Supplied records
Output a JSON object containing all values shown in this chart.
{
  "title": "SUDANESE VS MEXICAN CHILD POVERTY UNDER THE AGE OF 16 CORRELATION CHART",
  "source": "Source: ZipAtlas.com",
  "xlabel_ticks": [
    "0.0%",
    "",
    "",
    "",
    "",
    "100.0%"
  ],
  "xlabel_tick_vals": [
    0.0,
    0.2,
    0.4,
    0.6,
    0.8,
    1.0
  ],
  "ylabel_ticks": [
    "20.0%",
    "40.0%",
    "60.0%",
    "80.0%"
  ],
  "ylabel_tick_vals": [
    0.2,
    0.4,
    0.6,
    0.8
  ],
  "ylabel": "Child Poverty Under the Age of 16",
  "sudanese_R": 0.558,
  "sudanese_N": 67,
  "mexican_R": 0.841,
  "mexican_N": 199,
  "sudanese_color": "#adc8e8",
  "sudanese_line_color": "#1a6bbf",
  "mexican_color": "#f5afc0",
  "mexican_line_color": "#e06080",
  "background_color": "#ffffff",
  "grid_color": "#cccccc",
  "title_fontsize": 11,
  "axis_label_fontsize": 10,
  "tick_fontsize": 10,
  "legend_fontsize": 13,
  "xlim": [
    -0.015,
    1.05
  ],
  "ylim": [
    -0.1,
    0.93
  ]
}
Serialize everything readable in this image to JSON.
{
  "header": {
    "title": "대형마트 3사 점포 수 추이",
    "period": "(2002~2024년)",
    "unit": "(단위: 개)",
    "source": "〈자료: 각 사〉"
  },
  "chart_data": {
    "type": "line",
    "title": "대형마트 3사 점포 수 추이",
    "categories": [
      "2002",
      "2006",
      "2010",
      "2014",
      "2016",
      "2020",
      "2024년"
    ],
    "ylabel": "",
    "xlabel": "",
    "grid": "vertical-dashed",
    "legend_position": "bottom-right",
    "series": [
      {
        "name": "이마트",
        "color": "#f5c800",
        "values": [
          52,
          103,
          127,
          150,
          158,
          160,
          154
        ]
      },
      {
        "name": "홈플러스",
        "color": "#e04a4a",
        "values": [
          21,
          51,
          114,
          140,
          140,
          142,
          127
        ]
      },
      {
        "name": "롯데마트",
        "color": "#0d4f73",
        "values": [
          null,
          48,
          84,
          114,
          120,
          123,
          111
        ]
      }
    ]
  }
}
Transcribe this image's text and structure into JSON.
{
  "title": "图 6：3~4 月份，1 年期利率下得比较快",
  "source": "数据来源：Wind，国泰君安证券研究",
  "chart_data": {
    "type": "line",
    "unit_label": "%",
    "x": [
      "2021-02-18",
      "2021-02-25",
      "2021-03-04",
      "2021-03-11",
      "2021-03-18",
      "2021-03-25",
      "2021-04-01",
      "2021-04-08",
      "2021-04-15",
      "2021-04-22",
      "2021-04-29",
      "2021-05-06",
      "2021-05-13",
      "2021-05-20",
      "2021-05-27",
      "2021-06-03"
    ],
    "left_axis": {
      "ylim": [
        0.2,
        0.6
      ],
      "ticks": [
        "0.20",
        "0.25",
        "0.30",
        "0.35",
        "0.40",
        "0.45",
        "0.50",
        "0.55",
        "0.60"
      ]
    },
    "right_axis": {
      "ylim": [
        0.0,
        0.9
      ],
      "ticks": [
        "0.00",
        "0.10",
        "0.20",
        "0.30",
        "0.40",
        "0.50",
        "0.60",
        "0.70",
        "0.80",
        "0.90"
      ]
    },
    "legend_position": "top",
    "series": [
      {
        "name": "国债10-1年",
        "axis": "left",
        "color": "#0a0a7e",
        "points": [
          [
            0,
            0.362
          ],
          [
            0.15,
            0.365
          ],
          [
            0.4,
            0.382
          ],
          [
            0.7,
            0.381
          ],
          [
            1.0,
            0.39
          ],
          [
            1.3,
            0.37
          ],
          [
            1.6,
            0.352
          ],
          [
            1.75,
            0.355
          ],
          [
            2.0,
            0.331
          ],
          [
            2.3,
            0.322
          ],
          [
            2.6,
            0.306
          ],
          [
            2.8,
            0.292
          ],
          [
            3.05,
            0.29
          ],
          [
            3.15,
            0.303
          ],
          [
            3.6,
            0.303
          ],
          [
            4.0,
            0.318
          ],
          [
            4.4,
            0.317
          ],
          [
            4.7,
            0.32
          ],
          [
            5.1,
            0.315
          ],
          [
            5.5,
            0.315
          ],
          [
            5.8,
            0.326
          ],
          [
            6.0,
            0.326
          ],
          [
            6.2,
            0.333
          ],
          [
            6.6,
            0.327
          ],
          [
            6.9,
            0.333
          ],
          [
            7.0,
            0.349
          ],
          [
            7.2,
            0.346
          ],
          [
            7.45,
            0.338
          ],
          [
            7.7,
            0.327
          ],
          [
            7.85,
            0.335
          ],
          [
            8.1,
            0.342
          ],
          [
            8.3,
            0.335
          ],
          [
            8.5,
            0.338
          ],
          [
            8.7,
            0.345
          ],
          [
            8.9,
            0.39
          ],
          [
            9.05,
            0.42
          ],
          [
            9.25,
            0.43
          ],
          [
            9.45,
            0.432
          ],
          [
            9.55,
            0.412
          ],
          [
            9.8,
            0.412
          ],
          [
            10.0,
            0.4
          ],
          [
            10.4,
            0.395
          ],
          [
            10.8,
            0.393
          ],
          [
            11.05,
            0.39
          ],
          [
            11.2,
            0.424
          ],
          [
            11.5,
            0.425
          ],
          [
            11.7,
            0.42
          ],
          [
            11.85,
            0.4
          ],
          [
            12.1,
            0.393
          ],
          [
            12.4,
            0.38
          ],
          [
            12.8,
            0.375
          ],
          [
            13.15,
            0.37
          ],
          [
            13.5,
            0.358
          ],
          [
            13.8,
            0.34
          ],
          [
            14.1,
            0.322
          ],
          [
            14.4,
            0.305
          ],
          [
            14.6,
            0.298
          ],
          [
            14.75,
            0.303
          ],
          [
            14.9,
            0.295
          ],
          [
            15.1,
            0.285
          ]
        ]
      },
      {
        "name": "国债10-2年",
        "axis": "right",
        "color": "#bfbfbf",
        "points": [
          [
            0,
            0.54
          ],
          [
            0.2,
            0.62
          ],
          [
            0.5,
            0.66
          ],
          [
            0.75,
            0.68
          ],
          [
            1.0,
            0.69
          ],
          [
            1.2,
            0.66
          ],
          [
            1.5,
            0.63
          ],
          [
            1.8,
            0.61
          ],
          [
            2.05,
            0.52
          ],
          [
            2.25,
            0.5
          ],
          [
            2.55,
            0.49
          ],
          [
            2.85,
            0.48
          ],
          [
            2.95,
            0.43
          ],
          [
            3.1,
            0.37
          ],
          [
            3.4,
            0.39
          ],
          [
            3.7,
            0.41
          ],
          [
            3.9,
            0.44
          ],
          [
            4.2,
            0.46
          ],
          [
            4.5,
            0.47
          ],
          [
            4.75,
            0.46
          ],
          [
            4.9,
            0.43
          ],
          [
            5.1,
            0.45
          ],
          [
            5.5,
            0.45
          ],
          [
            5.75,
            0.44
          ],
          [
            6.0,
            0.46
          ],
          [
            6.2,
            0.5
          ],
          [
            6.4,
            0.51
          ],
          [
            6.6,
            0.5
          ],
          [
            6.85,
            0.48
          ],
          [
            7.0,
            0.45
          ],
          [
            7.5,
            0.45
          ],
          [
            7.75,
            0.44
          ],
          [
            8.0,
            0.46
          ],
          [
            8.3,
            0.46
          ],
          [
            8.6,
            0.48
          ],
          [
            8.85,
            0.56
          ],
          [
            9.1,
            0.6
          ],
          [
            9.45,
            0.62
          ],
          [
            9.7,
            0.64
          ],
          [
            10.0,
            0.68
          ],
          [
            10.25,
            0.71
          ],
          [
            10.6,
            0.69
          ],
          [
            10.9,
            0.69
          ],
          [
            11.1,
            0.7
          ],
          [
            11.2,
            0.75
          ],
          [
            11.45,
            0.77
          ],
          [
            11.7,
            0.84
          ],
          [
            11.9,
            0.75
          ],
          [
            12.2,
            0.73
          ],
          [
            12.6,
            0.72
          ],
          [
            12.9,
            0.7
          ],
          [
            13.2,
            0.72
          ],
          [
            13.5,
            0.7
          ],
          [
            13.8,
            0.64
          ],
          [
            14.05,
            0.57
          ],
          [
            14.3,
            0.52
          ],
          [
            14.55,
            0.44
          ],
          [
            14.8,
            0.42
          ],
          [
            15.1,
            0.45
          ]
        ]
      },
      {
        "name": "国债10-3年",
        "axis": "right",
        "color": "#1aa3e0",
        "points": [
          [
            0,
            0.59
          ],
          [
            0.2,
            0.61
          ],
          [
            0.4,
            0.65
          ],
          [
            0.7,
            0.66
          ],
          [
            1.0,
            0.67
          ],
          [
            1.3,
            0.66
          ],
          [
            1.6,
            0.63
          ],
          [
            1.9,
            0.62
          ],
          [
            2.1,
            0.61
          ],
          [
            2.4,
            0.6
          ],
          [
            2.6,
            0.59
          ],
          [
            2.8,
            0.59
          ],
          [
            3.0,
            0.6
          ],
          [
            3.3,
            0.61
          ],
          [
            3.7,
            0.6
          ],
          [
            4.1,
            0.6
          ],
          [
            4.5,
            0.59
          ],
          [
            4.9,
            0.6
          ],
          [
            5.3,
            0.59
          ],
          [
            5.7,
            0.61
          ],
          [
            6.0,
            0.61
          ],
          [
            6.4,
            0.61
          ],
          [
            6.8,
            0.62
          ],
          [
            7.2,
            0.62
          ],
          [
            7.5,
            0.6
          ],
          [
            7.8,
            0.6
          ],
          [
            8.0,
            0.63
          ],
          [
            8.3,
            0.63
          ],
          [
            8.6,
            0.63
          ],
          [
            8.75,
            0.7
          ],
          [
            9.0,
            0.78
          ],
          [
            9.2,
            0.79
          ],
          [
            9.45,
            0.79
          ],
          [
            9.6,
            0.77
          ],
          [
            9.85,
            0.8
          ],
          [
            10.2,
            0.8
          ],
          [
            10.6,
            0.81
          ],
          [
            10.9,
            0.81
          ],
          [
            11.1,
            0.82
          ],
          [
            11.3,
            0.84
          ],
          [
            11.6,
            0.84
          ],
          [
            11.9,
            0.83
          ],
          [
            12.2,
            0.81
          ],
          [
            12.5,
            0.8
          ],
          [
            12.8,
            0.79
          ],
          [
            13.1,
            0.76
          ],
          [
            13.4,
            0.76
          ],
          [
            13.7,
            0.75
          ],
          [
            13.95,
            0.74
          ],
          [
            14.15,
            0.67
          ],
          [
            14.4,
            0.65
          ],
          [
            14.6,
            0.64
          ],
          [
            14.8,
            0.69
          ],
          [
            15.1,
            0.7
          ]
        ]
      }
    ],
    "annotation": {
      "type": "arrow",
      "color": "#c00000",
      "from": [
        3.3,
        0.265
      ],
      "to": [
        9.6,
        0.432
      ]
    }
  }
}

Goal of the exercise
Keep only the lines that hold the string "JSON", and copy them out.

Reply to the exercise
Output a JSON object containing all values shown in this chart.
Serialize everything readable in this image to JSON.
Transcribe this image's text and structure into JSON.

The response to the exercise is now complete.